_WHAT IS ASKED_.
a. Rewrite the stock market report from "Artificial intelligence valuations" to "about the economy.", changing "heavyweight" to "large-cap".
b. Write the next few sentences of the stock market report, picking up after its final line.

_DOCUMENT SEGMENT_.
# # # #
The S&P 500 fell about 0.5%, the Nasdaq dropped 0.8%, and the Dow slid roughly 190 points, or 0.4%, putting all three on track for a down week.

Artificial intelligence valuations have become the central concern, with heavyweight tech stocks, particularly Nvidia, AMD, and other AI infrastructure plays, leading the charge downward throughout the week.

On top of this, weak labor market data revealing the highest job cuts for any October since 2003 has spooked investors who are already nervous about the economy.

The 38-day government shutdown, now the longest in US history, has left policymakers and traders flying blind without critical economic data.

Wall Street open: What happened in pre-market trading?

Friday’s pre-market session opened with the usual suspects heading south.

S&P 500 futures dropped 0.3%, while Nasdaq 100 futures fell 0.4%, and Dow futures declined 0.3%, reflecting widespread caution ahead of the opening bell.

The weakness follows Thursday’s brutal close, when the Nasdaq tumbled 1.9%, the S&P 500 fell 1.1%, and the Dow slipped 0.8%.

Major artificial intelligence firms took the biggest hits yesterday.
# # # #
_DATASET EXTRACT_.

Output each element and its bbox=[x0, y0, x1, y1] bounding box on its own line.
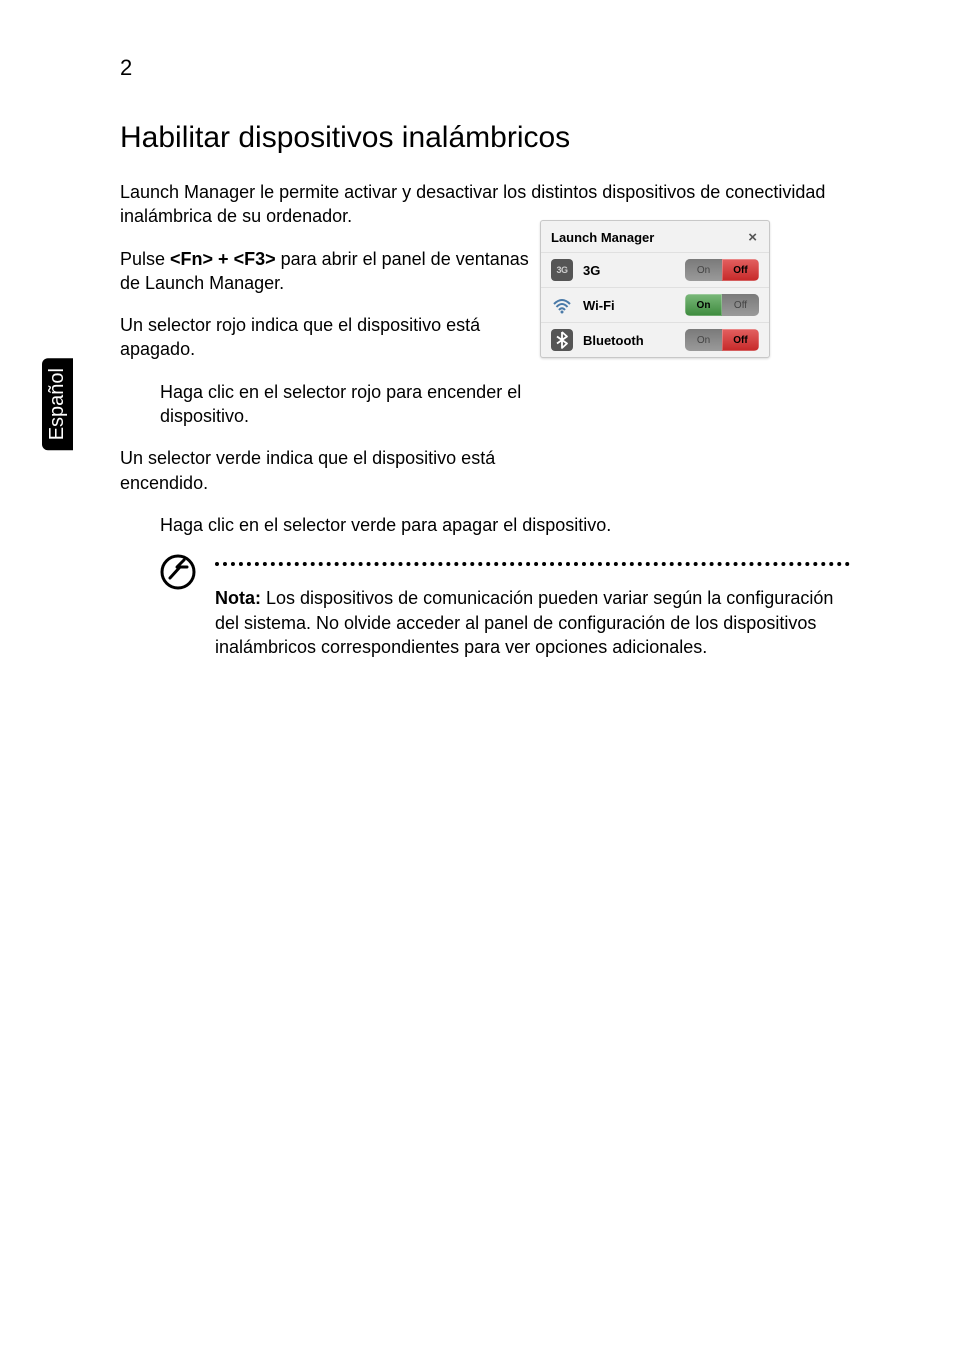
# # # #
_ANSWERS GIVEN_.
a.
Artificial intelligence valuations have become the central concern, with large-cap tech stocks, particularly Nvidia, AMD, and other AI infrastructure plays, leading the charge downward throughout the week.

On top of this, weak labor market data revealing the highest job cuts for any October since 2003 has spooked investors who are already nervous about the economy.

b.
Nvidia shed 3.7%, Advanced Micro Devices plunged 7.3%, and Palantir Technologies dropped 6.8%, wiping out billions in market value over the past few days.​

The one bright spot in pre-market action has been Tesla.

The electric vehicle maker’s stock climbed 0.7% in early trading after shareholders overwhelmingly approved Elon Musk’s $1 trillion compensation package, with an impressive 75% voting in favor.

The massive pay deal will be structured in 12 tranches tied to ambitious milestones, including achieving a $2 trillion market cap and delivering 20 million vehicles.

While the approval shows investor confidence in Musk’s vision for AI and robotics, it stands out as a rare piece of good news in an otherwise dismal week for equities.​

What Wall Street should be watching today

The elephant in the room isn’t what’s happening today; it’s what’s coming next Wednesday.

Nvidia is set to report fiscal 2026 third-quarter earnings on November 19 after market close, and this report could be the catalyst that either stabilizes the market or accelerates the selloff.

Wall Street is expecting adjusted earnings per share of $1.25, a 54% year-over-year increase, along with revenue of $54.77 billion.

Any miss on these numbers or disappointing guidance could extend the AI rotation further.

Beyond Nvidia, investors are eyeing the government shutdown as the real threat.

Legislators are scrambling to bring the 38-day stalemate to an end, with Senate Republicans proposing a plan to extend the funding deadline beyond November 21.

More immediately, flight restrictions are being implemented today due to staffing shortages caused by the shutdown.

The bigger concern is that without official economic data, the Fed has less information to make its December interest rate decision.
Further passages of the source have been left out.